§ WHAT IS REQUIRED:
Starting at the line that contains "detect and localize" and ending at the line that contains "candle-body: [36, 403, 41, 406]", write those lines of the records out again, switching "candle-body" to "bar-body" and leaving everything else unchanged.

* begin DATA SUPPLIED *

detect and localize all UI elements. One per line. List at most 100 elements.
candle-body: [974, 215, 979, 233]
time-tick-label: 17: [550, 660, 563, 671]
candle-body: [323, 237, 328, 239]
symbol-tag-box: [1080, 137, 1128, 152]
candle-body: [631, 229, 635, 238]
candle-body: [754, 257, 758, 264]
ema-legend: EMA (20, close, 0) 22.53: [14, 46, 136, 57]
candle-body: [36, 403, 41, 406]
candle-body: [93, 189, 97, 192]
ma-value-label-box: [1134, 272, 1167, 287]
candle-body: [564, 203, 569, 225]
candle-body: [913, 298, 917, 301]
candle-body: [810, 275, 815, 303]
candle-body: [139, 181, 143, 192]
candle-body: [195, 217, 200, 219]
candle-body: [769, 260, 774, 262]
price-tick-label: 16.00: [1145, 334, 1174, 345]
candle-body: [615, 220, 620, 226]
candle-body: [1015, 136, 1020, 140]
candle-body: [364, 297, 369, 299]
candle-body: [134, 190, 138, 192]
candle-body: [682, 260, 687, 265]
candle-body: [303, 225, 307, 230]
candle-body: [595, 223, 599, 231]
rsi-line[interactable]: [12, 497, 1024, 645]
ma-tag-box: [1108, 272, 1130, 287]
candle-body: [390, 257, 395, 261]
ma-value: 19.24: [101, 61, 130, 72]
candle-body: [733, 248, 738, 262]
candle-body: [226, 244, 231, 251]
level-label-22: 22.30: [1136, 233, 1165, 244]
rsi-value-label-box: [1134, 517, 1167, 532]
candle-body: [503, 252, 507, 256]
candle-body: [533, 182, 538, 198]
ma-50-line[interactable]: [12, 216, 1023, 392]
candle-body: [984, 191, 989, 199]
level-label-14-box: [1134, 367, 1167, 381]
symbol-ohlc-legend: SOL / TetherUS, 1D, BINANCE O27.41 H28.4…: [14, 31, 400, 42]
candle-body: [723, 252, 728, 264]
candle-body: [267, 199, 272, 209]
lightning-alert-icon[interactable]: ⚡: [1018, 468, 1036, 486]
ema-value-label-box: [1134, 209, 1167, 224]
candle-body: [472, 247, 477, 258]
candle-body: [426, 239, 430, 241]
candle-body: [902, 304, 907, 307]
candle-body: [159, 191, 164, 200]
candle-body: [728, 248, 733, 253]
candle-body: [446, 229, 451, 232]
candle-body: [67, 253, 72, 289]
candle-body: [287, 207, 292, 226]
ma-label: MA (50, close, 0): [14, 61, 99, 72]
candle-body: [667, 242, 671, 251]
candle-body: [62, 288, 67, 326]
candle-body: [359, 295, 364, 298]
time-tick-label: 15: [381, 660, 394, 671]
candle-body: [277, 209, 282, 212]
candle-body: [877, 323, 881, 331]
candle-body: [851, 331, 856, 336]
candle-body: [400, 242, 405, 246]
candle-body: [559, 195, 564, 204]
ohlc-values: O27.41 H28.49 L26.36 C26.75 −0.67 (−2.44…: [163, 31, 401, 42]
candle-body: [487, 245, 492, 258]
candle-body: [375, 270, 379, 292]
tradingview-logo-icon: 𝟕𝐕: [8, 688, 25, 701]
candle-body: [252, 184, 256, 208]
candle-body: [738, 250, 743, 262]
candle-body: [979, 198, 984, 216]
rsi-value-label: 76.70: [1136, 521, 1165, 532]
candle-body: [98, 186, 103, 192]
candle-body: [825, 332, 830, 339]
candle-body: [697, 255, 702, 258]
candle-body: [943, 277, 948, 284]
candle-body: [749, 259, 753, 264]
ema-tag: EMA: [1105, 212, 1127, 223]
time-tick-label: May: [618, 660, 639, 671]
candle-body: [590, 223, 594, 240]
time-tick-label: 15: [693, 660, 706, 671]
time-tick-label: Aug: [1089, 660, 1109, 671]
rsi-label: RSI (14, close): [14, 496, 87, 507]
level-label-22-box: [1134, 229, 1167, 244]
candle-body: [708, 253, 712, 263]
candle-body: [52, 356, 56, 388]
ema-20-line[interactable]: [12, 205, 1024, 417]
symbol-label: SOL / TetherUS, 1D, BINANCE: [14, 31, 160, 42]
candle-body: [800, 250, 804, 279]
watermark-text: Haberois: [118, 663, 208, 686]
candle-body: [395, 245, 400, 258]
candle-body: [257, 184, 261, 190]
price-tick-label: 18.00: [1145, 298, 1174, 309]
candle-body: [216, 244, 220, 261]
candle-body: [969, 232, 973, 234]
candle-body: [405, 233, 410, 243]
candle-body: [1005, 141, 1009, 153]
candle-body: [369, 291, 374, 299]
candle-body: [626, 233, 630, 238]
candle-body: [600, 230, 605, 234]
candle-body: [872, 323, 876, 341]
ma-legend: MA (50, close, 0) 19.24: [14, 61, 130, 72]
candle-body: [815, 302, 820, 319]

* end DATA SUPPLIED *
* begin DATA SUPPLIED *

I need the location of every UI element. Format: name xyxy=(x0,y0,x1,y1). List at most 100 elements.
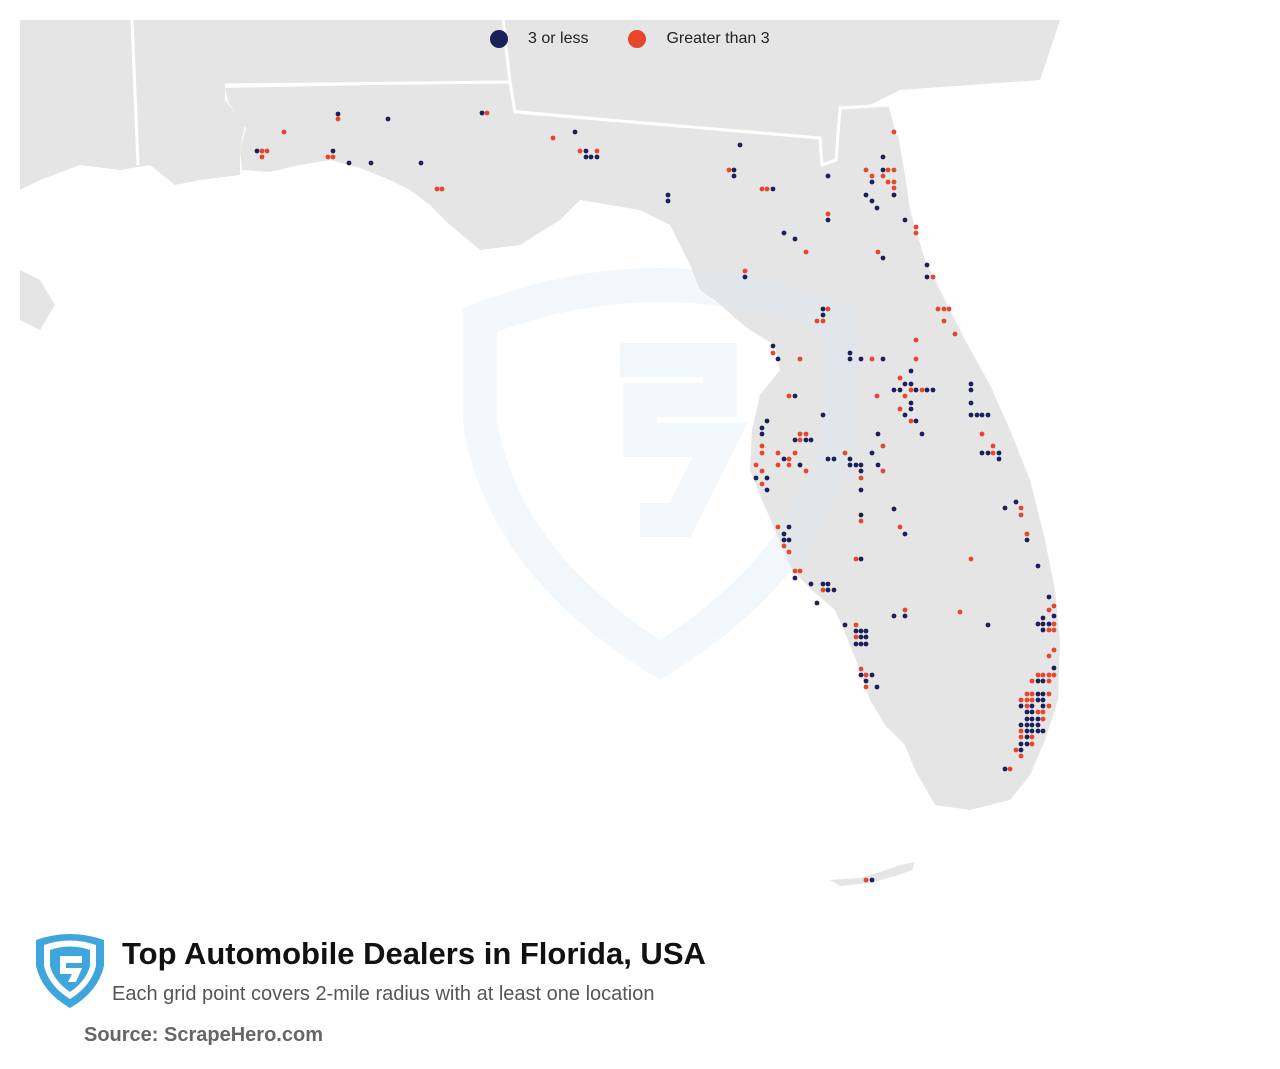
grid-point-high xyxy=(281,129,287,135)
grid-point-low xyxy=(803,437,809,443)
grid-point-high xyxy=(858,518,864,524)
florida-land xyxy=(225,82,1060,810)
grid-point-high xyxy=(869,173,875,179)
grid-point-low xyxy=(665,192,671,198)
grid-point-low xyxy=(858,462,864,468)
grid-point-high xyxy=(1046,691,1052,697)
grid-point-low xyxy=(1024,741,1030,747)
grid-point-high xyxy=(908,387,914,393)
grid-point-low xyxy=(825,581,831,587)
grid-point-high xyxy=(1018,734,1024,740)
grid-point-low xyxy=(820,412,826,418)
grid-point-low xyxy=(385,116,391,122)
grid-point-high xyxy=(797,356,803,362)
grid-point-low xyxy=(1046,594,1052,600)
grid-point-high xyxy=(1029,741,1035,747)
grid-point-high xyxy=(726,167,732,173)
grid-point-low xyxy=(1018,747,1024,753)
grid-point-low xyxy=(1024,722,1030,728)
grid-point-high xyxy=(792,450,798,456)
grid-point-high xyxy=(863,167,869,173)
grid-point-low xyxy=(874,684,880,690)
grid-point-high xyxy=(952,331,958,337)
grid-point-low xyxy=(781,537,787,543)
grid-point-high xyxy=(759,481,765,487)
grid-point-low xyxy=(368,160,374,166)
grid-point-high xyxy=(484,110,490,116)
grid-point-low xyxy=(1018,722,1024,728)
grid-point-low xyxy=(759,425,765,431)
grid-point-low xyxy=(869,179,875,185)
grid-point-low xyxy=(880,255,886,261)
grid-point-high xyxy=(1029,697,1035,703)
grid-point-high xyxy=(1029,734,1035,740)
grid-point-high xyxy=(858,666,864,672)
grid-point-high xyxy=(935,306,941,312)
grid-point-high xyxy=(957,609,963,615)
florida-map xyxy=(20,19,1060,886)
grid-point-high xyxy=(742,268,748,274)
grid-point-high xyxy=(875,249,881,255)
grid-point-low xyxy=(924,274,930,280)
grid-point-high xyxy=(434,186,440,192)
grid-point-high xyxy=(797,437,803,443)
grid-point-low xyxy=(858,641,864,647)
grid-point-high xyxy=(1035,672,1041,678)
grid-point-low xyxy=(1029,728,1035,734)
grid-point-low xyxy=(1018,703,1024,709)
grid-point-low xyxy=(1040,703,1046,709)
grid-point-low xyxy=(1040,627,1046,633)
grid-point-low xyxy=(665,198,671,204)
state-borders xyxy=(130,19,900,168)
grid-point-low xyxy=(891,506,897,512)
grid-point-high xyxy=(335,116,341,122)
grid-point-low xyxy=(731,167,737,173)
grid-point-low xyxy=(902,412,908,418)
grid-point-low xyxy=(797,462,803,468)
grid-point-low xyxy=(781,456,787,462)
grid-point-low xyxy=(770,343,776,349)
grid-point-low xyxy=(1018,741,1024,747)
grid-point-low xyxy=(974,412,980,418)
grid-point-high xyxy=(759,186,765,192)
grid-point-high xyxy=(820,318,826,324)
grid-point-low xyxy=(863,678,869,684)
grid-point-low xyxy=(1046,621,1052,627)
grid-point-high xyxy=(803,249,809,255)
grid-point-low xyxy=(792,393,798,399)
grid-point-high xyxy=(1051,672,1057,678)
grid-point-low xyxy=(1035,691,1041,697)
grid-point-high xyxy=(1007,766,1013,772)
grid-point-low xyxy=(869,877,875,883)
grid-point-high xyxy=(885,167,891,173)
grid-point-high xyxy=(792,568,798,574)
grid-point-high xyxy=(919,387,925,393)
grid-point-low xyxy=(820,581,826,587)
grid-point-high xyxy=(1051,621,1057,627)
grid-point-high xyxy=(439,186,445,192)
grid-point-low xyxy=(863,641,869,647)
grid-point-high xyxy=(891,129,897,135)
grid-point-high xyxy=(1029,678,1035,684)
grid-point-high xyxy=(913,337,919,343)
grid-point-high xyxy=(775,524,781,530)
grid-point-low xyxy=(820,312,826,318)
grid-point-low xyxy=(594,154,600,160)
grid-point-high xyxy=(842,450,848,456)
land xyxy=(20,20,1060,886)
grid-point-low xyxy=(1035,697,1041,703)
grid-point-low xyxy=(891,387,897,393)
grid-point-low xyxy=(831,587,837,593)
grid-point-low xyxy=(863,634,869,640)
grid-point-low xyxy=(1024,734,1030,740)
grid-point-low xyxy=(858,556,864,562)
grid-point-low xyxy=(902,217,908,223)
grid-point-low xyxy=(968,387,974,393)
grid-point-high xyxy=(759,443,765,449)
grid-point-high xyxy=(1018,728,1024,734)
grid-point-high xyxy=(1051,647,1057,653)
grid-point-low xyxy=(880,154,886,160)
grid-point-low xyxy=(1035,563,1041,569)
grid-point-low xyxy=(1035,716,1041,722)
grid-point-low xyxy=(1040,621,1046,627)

* end DATA SUPPLIED *

§ SOLUTION FOR THIS EXERCISE:
detect and localize all UI elements. One per line. List at most 100 elements.
bar-body: [974, 215, 979, 233]
time-tick-label: 17: [550, 660, 563, 671]
bar-body: [323, 237, 328, 239]
symbol-tag-box: [1080, 137, 1128, 152]
bar-body: [631, 229, 635, 238]
bar-body: [754, 257, 758, 264]
ema-legend: EMA (20, close, 0) 22.53: [14, 46, 136, 57]
bar-body: [36, 403, 41, 406]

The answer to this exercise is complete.